Supplied records

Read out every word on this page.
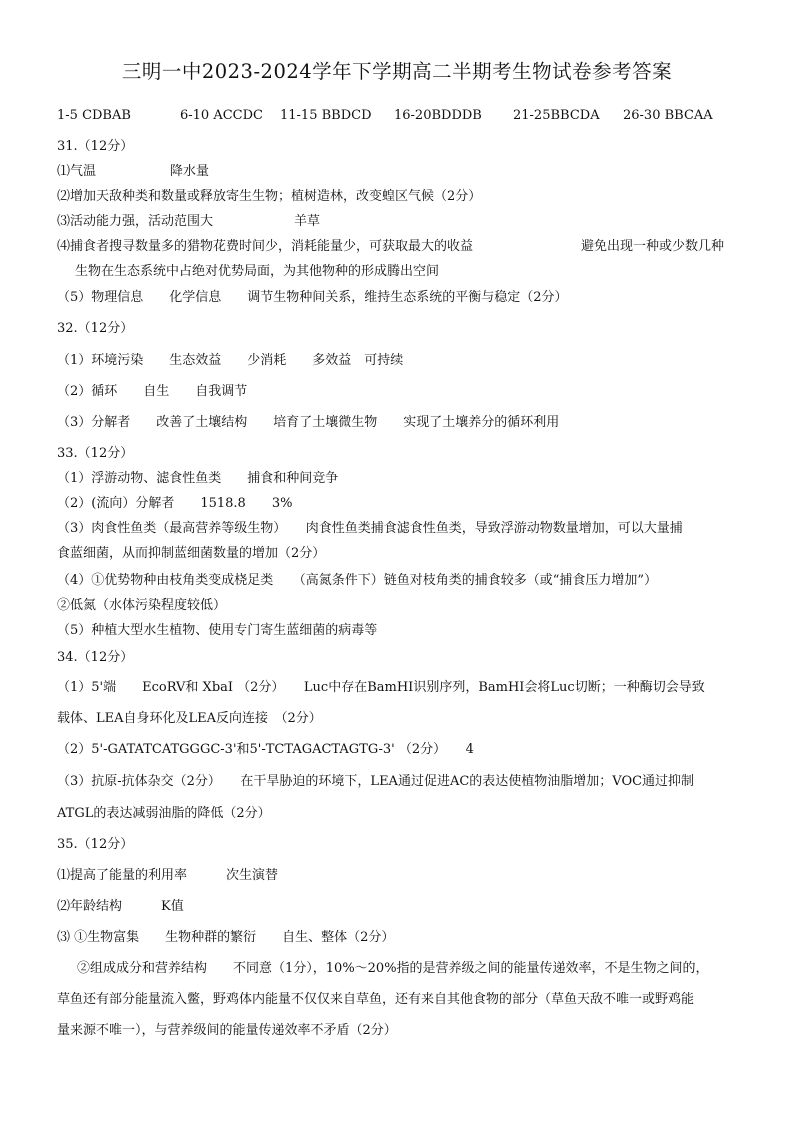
三明一中2023-2024学年下学期高二半期考生物试卷参考答案
1-5 CDBAB	6-10 ACCDC 11-15 BBDCD 16-20BDDDB 21-25BBCDA 26-30 BBCAA
31.（12分）
⑴气温	降水量
⑵增加天敌种类和数量或释放寄生生物；植树造林，改变蝗区气候（2分）
⑶活动能力强，活动范围大	羊草
⑷捕食者搜寻数量多的猎物花费时间少，消耗能量少，可获取最大的收益	避免出现一种或少数几种
生物在生态系统中占绝对优势局面，为其他物种的形成腾出空间
（5）物理信息　　化学信息　　调节生物种间关系，维持生态系统的平衡与稳定（2分）
32.（12分）
（1）环境污染　　生态效益　　少消耗　　多效益　可持续
（2）循环　　自生　　自我调节
（3）分解者　　改善了土壤结构　　培育了土壤微生物　　实现了土壤养分的循环利用
33.（12分）
（1）浮游动物、滤食性鱼类　　捕食和种间竞争
（2）(流向）分解者　　1518.8　　3%
（3）肉食性鱼类（最高营养等级生物）　　肉食性鱼类捕食滤食性鱼类，导致浮游动物数量增加，可以大量捕
食蓝细菌，从而抑制蓝细菌数量的增加（2分）
（4）①优势物种由枝角类变成桡足类　　（高氮条件下）链鱼对枝角类的捕食较多（或“捕食压力增加”）
②低氮（水体污染程度较低）
（5）种植大型水生植物、使用专门寄生蓝细菌的病毒等
34.（12分）
（1）5'端　　EcoRV和 XbaⅠ （2分）　　Luc中存在BamHI识别序列，BamHI会将Luc切断；一种酶切会导致
载体、LEA自身环化及LEA反向连接　（2分）
（2）5'-GATATCATGGGC-3'和5'-TCTAGACTAGTG-3' （2分）　　4
（3）抗原-抗体杂交（2分）　　在干旱胁迫的环境下，LEA通过促进AC的表达使植物油脂增加；VOC通过抑制
ATGL的表达减弱油脂的降低（2分）
35.（12分）
⑴提高了能量的利用率　　　次生演替
⑵年龄结构　　　K值
⑶ ①生物富集　　生物种群的繁衍　　自生、整体（2分）
②组成成分和营养结构　　不同意（1分），10%～20%指的是营养级之间的能量传递效率，不是生物之间的，
草鱼还有部分能量流入鳖，野鸡体内能量不仅仅来自草鱼，还有来自其他食物的部分（草鱼天敌不唯一或野鸡能
量来源不唯一），与营养级间的能量传递效率不矛盾（2分）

Given task
Write out every record above exactly as it stands, but leave out the pictures.

Answer below
Read out every word on this page.
三明一中2023-2024学年下学期高二半期考生物试卷参考答案
1-5 CDBAB	6-10 ACCDC 11-15 BBDCD 16-20BDDDB 21-25BBCDA 26-30 BBCAA
31.（12分）
⑴气温	降水量
⑵增加天敌种类和数量或释放寄生生物；植树造林，改变蝗区气候（2分）
⑶活动能力强，活动范围大	羊草
⑷捕食者搜寻数量多的猎物花费时间少，消耗能量少，可获取最大的收益	避免出现一种或少数几种
生物在生态系统中占绝对优势局面，为其他物种的形成腾出空间
（5）物理信息　　化学信息　　调节生物种间关系，维持生态系统的平衡与稳定（2分）
32.（12分）
（1）环境污染　　生态效益　　少消耗　　多效益　可持续
（2）循环　　自生　　自我调节
（3）分解者　　改善了土壤结构　　培育了土壤微生物　　实现了土壤养分的循环利用
33.（12分）
（1）浮游动物、滤食性鱼类　　捕食和种间竞争
（2）(流向）分解者　　1518.8　　3%
（3）肉食性鱼类（最高营养等级生物）　　肉食性鱼类捕食滤食性鱼类，导致浮游动物数量增加，可以大量捕
食蓝细菌，从而抑制蓝细菌数量的增加（2分）
（4）①优势物种由枝角类变成桡足类　　（高氮条件下）链鱼对枝角类的捕食较多（或“捕食压力增加”）
②低氮（水体污染程度较低）
（5）种植大型水生植物、使用专门寄生蓝细菌的病毒等
34.（12分）
（1）5'端　　EcoRV和 XbaⅠ （2分）　　Luc中存在BamHI识别序列，BamHI会将Luc切断；一种酶切会导致
载体、LEA自身环化及LEA反向连接　（2分）
（2）5'-GATATCATGGGC-3'和5'-TCTAGACTAGTG-3' （2分）　　4
（3）抗原-抗体杂交（2分）　　在干旱胁迫的环境下，LEA通过促进AC的表达使植物油脂增加；VOC通过抑制
ATGL的表达减弱油脂的降低（2分）
35.（12分）
⑴提高了能量的利用率　　　次生演替
⑵年龄结构　　　K值
⑶ ①生物富集　　生物种群的繁衍　　自生、整体（2分）
②组成成分和营养结构　　不同意（1分），10%～20%指的是营养级之间的能量传递效率，不是生物之间的，
草鱼还有部分能量流入鳖，野鸡体内能量不仅仅来自草鱼，还有来自其他食物的部分（草鱼天敌不唯一或野鸡能
量来源不唯一），与营养级间的能量传递效率不矛盾（2分）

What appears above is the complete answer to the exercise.